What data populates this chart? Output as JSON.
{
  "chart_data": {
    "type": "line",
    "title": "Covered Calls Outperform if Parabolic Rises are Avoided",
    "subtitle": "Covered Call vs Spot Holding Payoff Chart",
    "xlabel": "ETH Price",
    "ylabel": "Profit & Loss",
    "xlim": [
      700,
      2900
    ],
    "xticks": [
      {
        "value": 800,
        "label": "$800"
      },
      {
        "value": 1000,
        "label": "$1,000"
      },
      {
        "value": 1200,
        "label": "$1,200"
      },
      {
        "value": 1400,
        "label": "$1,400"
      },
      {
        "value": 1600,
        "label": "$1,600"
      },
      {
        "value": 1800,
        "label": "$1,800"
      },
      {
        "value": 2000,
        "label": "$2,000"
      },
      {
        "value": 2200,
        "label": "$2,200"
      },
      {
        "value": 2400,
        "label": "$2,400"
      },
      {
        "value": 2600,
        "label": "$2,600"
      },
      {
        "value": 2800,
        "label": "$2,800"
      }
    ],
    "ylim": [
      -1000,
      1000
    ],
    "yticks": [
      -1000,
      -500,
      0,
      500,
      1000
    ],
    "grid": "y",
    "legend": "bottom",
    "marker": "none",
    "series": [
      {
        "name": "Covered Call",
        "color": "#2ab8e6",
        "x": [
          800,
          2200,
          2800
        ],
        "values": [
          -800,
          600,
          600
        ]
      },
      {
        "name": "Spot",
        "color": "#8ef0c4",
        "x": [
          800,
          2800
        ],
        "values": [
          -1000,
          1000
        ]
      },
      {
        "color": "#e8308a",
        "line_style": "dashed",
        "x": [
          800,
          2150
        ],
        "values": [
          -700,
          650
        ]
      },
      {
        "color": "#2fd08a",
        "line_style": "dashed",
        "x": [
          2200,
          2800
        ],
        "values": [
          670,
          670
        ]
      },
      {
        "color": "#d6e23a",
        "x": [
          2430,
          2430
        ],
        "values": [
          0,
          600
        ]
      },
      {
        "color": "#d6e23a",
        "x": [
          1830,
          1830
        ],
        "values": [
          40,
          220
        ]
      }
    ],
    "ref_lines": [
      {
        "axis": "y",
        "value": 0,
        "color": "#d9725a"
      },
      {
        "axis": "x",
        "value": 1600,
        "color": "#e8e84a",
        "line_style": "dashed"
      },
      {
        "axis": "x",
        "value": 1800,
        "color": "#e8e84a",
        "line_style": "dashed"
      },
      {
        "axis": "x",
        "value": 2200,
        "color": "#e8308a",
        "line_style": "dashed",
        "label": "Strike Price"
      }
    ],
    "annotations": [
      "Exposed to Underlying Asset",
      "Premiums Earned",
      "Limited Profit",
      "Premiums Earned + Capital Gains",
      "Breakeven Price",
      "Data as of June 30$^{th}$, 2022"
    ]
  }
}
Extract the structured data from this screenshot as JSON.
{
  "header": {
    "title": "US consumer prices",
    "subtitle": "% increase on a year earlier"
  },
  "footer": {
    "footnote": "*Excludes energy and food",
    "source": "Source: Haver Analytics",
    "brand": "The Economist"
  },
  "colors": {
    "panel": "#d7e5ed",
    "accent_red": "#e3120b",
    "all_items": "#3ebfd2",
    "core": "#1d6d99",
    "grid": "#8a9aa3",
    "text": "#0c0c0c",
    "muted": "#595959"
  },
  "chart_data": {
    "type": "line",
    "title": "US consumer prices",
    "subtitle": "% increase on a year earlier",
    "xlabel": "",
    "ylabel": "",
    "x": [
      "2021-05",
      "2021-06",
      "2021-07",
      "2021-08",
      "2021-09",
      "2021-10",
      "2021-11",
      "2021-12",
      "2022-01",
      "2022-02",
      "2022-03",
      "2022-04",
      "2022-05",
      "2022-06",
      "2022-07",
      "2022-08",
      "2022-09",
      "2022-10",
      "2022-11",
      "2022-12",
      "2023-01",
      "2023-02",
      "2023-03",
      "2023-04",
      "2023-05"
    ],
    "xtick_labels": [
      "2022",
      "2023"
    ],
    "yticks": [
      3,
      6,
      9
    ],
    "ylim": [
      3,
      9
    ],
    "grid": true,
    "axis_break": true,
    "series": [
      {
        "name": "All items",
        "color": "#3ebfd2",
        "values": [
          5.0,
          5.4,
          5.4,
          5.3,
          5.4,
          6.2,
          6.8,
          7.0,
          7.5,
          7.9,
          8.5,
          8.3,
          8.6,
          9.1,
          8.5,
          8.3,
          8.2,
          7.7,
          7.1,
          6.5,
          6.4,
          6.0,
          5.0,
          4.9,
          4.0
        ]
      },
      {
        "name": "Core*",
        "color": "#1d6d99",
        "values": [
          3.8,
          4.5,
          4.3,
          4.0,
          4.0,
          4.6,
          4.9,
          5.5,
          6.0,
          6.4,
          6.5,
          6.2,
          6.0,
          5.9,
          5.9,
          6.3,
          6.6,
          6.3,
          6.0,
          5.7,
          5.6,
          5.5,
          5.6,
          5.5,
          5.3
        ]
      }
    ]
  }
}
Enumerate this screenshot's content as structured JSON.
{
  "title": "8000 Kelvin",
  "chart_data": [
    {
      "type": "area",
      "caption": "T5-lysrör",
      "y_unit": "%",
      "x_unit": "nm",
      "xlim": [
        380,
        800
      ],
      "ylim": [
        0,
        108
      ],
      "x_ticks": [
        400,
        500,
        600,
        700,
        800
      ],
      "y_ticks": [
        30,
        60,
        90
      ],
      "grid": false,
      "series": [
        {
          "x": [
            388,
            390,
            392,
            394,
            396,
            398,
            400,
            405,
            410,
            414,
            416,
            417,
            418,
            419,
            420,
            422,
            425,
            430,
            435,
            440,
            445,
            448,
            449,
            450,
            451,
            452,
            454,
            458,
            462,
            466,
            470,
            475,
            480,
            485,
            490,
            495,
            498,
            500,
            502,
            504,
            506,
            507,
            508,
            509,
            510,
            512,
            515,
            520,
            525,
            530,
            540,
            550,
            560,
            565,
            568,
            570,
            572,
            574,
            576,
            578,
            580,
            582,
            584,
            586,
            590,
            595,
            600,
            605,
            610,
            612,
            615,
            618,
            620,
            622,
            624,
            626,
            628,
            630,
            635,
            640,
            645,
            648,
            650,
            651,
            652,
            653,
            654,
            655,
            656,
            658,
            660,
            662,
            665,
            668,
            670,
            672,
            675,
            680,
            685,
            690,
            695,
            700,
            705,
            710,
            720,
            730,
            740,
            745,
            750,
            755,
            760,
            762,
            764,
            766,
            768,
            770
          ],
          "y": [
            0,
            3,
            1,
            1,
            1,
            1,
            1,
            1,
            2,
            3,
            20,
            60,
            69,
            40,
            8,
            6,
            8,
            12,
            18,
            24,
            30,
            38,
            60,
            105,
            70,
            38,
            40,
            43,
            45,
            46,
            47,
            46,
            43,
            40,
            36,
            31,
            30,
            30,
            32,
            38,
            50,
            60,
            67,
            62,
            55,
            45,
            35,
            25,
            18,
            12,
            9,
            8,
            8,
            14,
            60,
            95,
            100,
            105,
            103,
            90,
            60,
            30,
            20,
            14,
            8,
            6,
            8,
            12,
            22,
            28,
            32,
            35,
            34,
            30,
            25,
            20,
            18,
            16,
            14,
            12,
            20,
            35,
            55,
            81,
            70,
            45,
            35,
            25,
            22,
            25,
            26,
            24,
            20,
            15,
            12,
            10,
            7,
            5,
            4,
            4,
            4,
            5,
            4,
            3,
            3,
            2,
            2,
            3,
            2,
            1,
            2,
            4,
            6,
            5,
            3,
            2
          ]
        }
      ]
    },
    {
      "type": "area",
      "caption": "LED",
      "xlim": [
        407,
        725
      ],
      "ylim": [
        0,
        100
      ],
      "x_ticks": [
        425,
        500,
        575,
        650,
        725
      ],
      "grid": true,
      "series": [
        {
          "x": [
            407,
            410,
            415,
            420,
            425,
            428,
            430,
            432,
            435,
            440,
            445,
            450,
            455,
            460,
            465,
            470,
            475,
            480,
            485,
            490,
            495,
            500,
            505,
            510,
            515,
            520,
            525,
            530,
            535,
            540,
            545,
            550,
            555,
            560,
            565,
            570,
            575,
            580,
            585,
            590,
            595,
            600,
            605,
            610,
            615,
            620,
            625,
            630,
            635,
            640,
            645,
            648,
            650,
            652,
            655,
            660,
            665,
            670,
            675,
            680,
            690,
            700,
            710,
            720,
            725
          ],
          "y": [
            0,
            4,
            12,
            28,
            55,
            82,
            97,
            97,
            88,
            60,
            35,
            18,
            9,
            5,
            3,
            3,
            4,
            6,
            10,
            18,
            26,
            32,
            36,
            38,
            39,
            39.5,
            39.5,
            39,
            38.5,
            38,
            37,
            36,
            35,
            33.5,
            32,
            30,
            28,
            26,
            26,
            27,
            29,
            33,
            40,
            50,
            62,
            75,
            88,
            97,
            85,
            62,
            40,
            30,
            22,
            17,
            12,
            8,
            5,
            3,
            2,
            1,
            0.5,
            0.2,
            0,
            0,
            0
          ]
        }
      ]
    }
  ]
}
***
**GIVEN REQUEST:**
Copy out each line in the preceding records that contains "increase".

**RESPONSE TO THE EXERCISE:**
    "subtitle": "% increase on a year earlier"
    "subtitle": "% increase on a year earlier",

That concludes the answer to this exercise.